- [SUPPLIED INFORMATION]
* START *
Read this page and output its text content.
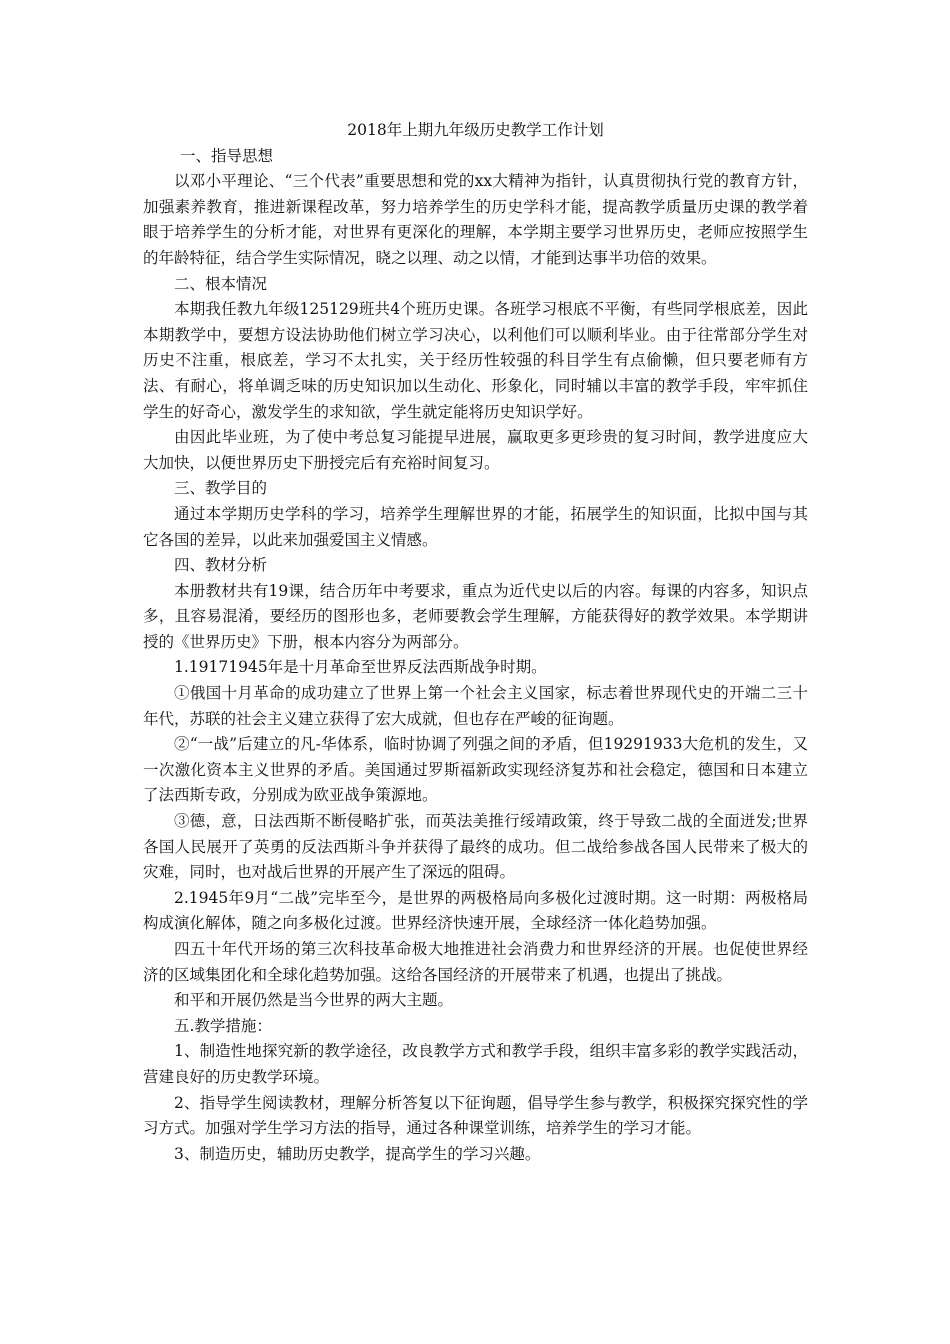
2018年上期九年级历史教学工作计划

一、指导思想

以邓小平理论、“三个代表”重要思想和党的xx大精神为指针，认真贯彻执行党的教育方针，加强素养教育，推进新课程改革，努力培养学生的历史学科才能，提高教学质量历史课的教学着眼于培养学生的分析才能，对世界有更深化的理解，本学期主要学习世界历史，老师应按照学生的年龄特征，结合学生实际情况，晓之以理、动之以情，才能到达事半功倍的效果。

二、根本情况

本期我任教九年级125129班共4个班历史课。各班学习根底不平衡，有些同学根底差，因此本期教学中，要想方设法协助他们树立学习决心，以利他们可以顺利毕业。由于往常部分学生对历史不注重，根底差，学习不太扎实，关于经历性较强的科目学生有点偷懒，但只要老师有方法、有耐心，将单调乏味的历史知识加以生动化、形象化，同时辅以丰富的教学手段，牢牢抓住学生的好奇心，激发学生的求知欲，学生就定能将历史知识学好。

由因此毕业班，为了使中考总复习能提早进展，赢取更多更珍贵的复习时间，教学进度应大大加快，以便世界历史下册授完后有充裕时间复习。

三、教学目的

通过本学期历史学科的学习，培养学生理解世界的才能，拓展学生的知识面，比拟中国与其它各国的差异，以此来加强爱国主义情感。

四、教材分析

本册教材共有19课，结合历年中考要求，重点为近代史以后的内容。每课的内容多，知识点多，且容易混淆，要经历的图形也多，老师要教会学生理解，方能获得好的教学效果。本学期讲授的《世界历史》下册，根本内容分为两部分。

1.19171945年是十月革命至世界反法西斯战争时期。

①俄国十月革命的成功建立了世界上第一个社会主义国家，标志着世界现代史的开端二三十年代，苏联的社会主义建立获得了宏大成就，但也存在严峻的征询题。

②“一战”后建立的凡-华体系，临时协调了列强之间的矛盾，但19291933大危机的发生，又一次激化资本主义世界的矛盾。美国通过罗斯福新政实现经济复苏和社会稳定，德国和日本建立了法西斯专政，分别成为欧亚战争策源地。

③德，意，日法西斯不断侵略扩张，而英法美推行绥靖政策，终于导致二战的全面迸发;世界各国人民展开了英勇的反法西斯斗争并获得了最终的成功。但二战给参战各国人民带来了极大的灾难，同时，也对战后世界的开展产生了深远的阻碍。

2.1945年9月“二战”完毕至今，是世界的两极格局向多极化过渡时期。这一时期：两极格局构成演化解体，随之向多极化过渡。世界经济快速开展，全球经济一体化趋势加强。

四五十年代开场的第三次科技革命极大地推进社会消费力和世界经济的开展。也促使世界经济的区域集团化和全球化趋势加强。这给各国经济的开展带来了机遇，也提出了挑战。

和平和开展仍然是当今世界的两大主题。

五.教学措施：

1、制造性地探究新的教学途径，改良教学方式和教学手段，组织丰富多彩的教学实践活动，营建良好的历史教学环境。

2、指导学生阅读教材，理解分析答复以下征询题，倡导学生参与教学，积极探究探究性的学习方式。加强对学生学习方法的指导，通过各种课堂训练，培养学生的学习才能。

3、制造历史，辅助历史教学，提高学生的学习兴趣。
* END *
- [SET TASK] Repeat the listing in full and exactly. Do not include any images.

- [SOLUTION BELOW]
Read this page and output its text content.
2018年上期九年级历史教学工作计划

一、指导思想

以邓小平理论、“三个代表”重要思想和党的xx大精神为指针，认真贯彻执行党的教育方针，加强素养教育，推进新课程改革，努力培养学生的历史学科才能，提高教学质量历史课的教学着眼于培养学生的分析才能，对世界有更深化的理解，本学期主要学习世界历史，老师应按照学生的年龄特征，结合学生实际情况，晓之以理、动之以情，才能到达事半功倍的效果。

二、根本情况

本期我任教九年级125129班共4个班历史课。各班学习根底不平衡，有些同学根底差，因此本期教学中，要想方设法协助他们树立学习决心，以利他们可以顺利毕业。由于往常部分学生对历史不注重，根底差，学习不太扎实，关于经历性较强的科目学生有点偷懒，但只要老师有方法、有耐心，将单调乏味的历史知识加以生动化、形象化，同时辅以丰富的教学手段，牢牢抓住学生的好奇心，激发学生的求知欲，学生就定能将历史知识学好。

由因此毕业班，为了使中考总复习能提早进展，赢取更多更珍贵的复习时间，教学进度应大大加快，以便世界历史下册授完后有充裕时间复习。

三、教学目的

通过本学期历史学科的学习，培养学生理解世界的才能，拓展学生的知识面，比拟中国与其它各国的差异，以此来加强爱国主义情感。

四、教材分析

本册教材共有19课，结合历年中考要求，重点为近代史以后的内容。每课的内容多，知识点多，且容易混淆，要经历的图形也多，老师要教会学生理解，方能获得好的教学效果。本学期讲授的《世界历史》下册，根本内容分为两部分。

1.19171945年是十月革命至世界反法西斯战争时期。

①俄国十月革命的成功建立了世界上第一个社会主义国家，标志着世界现代史的开端二三十年代，苏联的社会主义建立获得了宏大成就，但也存在严峻的征询题。

②“一战”后建立的凡-华体系，临时协调了列强之间的矛盾，但19291933大危机的发生，又一次激化资本主义世界的矛盾。美国通过罗斯福新政实现经济复苏和社会稳定，德国和日本建立了法西斯专政，分别成为欧亚战争策源地。

③德，意，日法西斯不断侵略扩张，而英法美推行绥靖政策，终于导致二战的全面迸发;世界各国人民展开了英勇的反法西斯斗争并获得了最终的成功。但二战给参战各国人民带来了极大的灾难，同时，也对战后世界的开展产生了深远的阻碍。

2.1945年9月“二战”完毕至今，是世界的两极格局向多极化过渡时期。这一时期：两极格局构成演化解体，随之向多极化过渡。世界经济快速开展，全球经济一体化趋势加强。

四五十年代开场的第三次科技革命极大地推进社会消费力和世界经济的开展。也促使世界经济的区域集团化和全球化趋势加强。这给各国经济的开展带来了机遇，也提出了挑战。

和平和开展仍然是当今世界的两大主题。

五.教学措施：

1、制造性地探究新的教学途径，改良教学方式和教学手段，组织丰富多彩的教学实践活动，营建良好的历史教学环境。

2、指导学生阅读教材，理解分析答复以下征询题，倡导学生参与教学，积极探究探究性的学习方式。加强对学生学习方法的指导，通过各种课堂训练，培养学生的学习才能。

3、制造历史，辅助历史教学，提高学生的学习兴趣。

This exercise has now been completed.